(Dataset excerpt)
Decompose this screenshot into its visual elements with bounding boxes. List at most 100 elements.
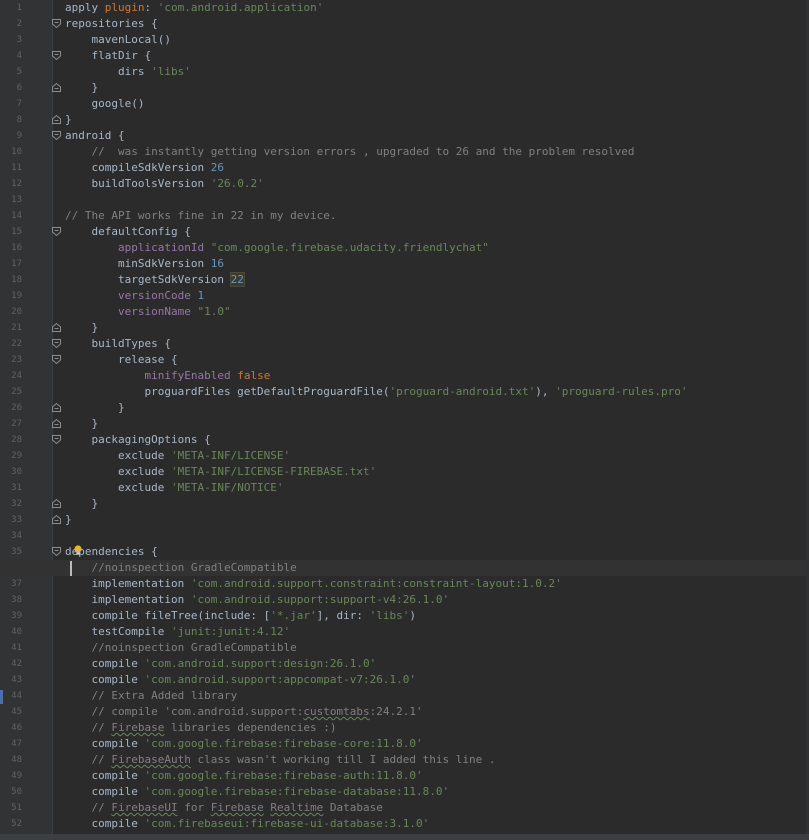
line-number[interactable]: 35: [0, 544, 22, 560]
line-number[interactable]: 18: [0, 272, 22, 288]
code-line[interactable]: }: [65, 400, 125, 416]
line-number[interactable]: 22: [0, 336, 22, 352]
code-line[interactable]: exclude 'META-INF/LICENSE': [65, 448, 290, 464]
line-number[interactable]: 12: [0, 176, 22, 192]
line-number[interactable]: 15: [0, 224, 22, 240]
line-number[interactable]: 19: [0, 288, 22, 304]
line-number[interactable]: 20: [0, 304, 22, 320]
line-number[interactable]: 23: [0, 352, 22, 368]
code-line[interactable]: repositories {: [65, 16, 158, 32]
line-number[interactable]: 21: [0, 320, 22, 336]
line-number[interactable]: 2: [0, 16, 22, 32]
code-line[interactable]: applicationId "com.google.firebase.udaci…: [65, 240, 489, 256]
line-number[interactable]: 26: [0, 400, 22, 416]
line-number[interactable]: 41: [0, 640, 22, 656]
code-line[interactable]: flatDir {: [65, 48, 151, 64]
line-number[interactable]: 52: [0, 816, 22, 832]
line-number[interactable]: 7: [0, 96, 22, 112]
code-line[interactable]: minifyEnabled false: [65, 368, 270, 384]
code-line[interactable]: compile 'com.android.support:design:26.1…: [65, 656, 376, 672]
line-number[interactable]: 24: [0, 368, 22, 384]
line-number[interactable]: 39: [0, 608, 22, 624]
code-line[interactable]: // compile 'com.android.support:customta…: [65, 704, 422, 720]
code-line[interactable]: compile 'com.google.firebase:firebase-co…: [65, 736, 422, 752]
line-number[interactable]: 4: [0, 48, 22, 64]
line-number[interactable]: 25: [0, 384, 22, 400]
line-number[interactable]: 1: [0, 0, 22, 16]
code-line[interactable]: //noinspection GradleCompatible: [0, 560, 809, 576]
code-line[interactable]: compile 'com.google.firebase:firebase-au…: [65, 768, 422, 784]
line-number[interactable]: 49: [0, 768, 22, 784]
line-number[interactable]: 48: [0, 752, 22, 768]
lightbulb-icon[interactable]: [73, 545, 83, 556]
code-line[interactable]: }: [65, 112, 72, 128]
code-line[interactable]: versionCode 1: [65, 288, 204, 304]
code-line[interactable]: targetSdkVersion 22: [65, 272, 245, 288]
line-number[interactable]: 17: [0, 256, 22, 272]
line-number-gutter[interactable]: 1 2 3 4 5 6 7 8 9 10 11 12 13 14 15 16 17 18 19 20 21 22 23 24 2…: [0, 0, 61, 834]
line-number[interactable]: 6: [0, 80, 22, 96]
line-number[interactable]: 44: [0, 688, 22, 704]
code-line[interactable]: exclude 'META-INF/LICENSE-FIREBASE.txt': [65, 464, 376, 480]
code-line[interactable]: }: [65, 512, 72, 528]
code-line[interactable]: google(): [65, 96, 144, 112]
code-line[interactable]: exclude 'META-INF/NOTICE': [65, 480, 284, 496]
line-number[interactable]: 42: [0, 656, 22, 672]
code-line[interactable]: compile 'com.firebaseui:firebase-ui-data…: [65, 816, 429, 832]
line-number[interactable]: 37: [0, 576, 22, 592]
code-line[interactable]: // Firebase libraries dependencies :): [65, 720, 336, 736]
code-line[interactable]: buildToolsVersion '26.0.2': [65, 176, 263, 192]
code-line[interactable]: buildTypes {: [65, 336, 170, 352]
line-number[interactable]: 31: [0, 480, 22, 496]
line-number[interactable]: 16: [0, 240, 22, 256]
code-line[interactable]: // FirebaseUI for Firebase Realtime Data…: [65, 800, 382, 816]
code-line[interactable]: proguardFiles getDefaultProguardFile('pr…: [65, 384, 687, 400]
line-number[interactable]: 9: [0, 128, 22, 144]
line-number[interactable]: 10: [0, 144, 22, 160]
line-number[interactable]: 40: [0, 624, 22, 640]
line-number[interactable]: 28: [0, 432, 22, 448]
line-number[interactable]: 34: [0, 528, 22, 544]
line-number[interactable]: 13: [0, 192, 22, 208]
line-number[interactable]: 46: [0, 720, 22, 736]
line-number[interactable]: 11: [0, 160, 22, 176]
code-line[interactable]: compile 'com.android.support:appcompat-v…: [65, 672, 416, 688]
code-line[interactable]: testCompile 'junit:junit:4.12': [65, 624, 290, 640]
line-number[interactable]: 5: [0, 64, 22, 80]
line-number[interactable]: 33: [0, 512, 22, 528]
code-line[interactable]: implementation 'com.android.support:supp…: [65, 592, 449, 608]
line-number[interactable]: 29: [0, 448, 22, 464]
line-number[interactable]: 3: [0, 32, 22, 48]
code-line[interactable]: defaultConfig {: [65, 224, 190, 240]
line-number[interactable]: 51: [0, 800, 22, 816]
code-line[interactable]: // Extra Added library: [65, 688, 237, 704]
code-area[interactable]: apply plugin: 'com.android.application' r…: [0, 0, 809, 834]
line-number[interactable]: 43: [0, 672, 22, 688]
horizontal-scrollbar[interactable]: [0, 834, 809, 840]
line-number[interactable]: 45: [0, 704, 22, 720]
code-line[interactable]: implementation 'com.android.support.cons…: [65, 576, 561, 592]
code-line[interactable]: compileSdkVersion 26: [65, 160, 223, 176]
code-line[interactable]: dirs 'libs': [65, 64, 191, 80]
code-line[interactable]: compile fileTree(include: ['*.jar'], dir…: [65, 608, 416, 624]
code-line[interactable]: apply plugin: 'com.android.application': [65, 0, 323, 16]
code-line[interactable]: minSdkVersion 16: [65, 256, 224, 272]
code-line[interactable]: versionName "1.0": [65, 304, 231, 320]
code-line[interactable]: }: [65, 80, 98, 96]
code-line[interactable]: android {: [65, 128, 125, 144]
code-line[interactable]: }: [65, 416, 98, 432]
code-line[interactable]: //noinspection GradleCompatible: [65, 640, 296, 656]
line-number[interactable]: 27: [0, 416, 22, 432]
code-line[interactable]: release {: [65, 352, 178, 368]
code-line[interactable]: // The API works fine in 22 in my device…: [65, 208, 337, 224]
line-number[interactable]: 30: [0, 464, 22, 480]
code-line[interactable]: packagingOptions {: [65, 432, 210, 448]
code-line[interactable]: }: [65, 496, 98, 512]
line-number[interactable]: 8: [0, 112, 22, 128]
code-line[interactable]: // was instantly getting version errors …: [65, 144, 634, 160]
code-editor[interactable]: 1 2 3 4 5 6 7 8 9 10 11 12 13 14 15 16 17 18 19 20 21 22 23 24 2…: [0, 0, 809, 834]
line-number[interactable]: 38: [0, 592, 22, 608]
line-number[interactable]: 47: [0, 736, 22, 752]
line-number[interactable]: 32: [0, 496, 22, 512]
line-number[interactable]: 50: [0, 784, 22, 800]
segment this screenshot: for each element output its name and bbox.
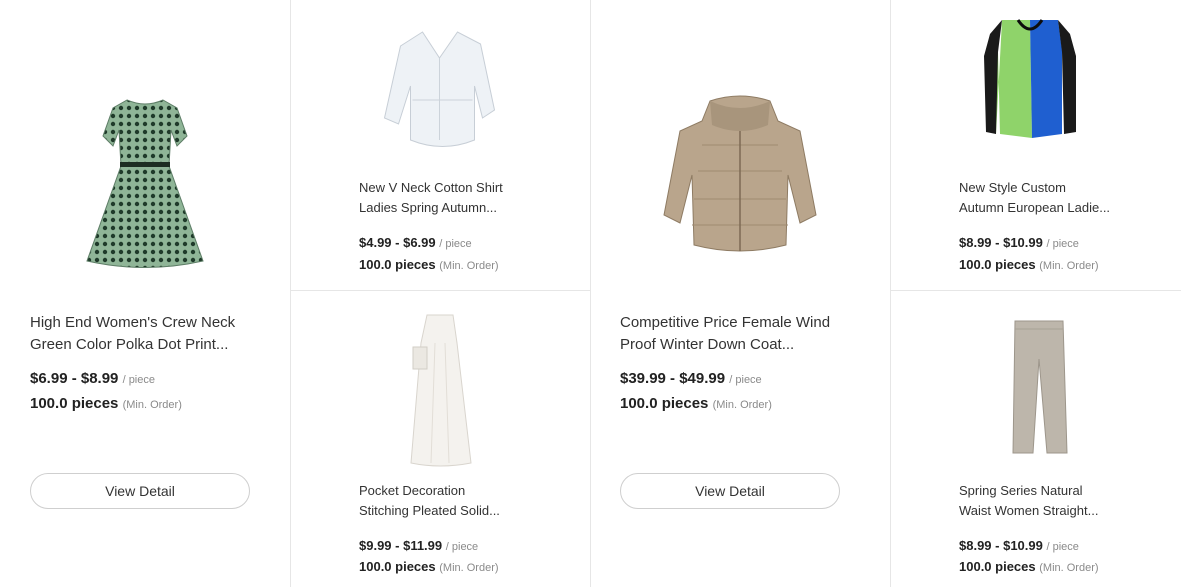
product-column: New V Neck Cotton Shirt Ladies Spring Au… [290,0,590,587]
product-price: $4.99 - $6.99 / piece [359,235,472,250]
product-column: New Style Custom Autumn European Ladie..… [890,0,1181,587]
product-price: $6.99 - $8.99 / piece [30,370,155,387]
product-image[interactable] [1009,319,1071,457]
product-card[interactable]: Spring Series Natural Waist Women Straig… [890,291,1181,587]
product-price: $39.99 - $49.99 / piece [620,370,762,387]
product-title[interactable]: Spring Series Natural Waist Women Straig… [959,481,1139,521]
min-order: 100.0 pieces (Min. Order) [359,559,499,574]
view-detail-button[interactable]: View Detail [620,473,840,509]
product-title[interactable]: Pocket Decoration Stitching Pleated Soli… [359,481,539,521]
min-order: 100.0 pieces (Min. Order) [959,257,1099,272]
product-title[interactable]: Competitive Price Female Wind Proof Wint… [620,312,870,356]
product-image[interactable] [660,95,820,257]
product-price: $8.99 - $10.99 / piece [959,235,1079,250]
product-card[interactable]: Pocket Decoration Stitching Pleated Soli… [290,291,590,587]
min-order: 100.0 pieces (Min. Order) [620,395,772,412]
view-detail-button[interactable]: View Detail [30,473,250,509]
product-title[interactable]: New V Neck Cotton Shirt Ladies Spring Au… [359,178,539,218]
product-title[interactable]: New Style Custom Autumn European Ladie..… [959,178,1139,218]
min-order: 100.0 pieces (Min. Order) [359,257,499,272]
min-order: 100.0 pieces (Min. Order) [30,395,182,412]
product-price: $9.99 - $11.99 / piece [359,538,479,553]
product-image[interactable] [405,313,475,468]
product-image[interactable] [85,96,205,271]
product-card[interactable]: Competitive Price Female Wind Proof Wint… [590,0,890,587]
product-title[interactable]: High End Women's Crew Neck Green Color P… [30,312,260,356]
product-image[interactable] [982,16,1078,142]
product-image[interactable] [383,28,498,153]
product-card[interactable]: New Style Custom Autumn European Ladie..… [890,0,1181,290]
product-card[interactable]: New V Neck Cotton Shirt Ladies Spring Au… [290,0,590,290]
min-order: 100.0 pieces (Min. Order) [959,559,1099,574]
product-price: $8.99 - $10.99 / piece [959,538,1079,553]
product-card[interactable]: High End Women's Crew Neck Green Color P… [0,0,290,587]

= To do =
Copy out every entry line from the one containing "product-column: New V" down to the one containing "product-card[interactable]: New V", both included, with no changes.

= Response to this task =
product-column: New V Neck Cotton Shirt Ladies Spring Au… [290,0,590,587]
product-price: $4.99 - $6.99 / piece [359,235,472,250]
product-column: New Style Custom Autumn European Ladie..… [890,0,1181,587]
product-price: $6.99 - $8.99 / piece [30,370,155,387]
product-image[interactable] [1009,319,1071,457]
product-card[interactable]: Spring Series Natural Waist Women Straig… [890,291,1181,587]
product-price: $39.99 - $49.99 / piece [620,370,762,387]
product-title[interactable]: Spring Series Natural Waist Women Straig… [959,481,1139,521]
min-order: 100.0 pieces (Min. Order) [359,559,499,574]
view-detail-button[interactable]: View Detail [620,473,840,509]
product-title[interactable]: Pocket Decoration Stitching Pleated Soli… [359,481,539,521]
min-order: 100.0 pieces (Min. Order) [959,257,1099,272]
product-title[interactable]: Competitive Price Female Wind Proof Wint… [620,312,870,356]
product-image[interactable] [660,95,820,257]
product-price: $8.99 - $10.99 / piece [959,235,1079,250]
product-card[interactable]: Pocket Decoration Stitching Pleated Soli… [290,291,590,587]
min-order: 100.0 pieces (Min. Order) [620,395,772,412]
view-detail-button[interactable]: View Detail [30,473,250,509]
product-title[interactable]: New V Neck Cotton Shirt Ladies Spring Au… [359,178,539,218]
product-title[interactable]: New Style Custom Autumn European Ladie..… [959,178,1139,218]
min-order: 100.0 pieces (Min. Order) [359,257,499,272]
min-order: 100.0 pieces (Min. Order) [30,395,182,412]
product-price: $9.99 - $11.99 / piece [359,538,479,553]
product-image[interactable] [405,313,475,468]
product-image[interactable] [85,96,205,271]
product-card[interactable]: Competitive Price Female Wind Proof Wint… [590,0,890,587]
product-title[interactable]: High End Women's Crew Neck Green Color P… [30,312,260,356]
product-image[interactable] [982,16,1078,142]
product-image[interactable] [383,28,498,153]
product-card[interactable]: New Style Custom Autumn European Ladie..… [890,0,1181,290]
product-card[interactable]: New V Neck Cotton Shirt Ladies Spring Au… [290,0,590,290]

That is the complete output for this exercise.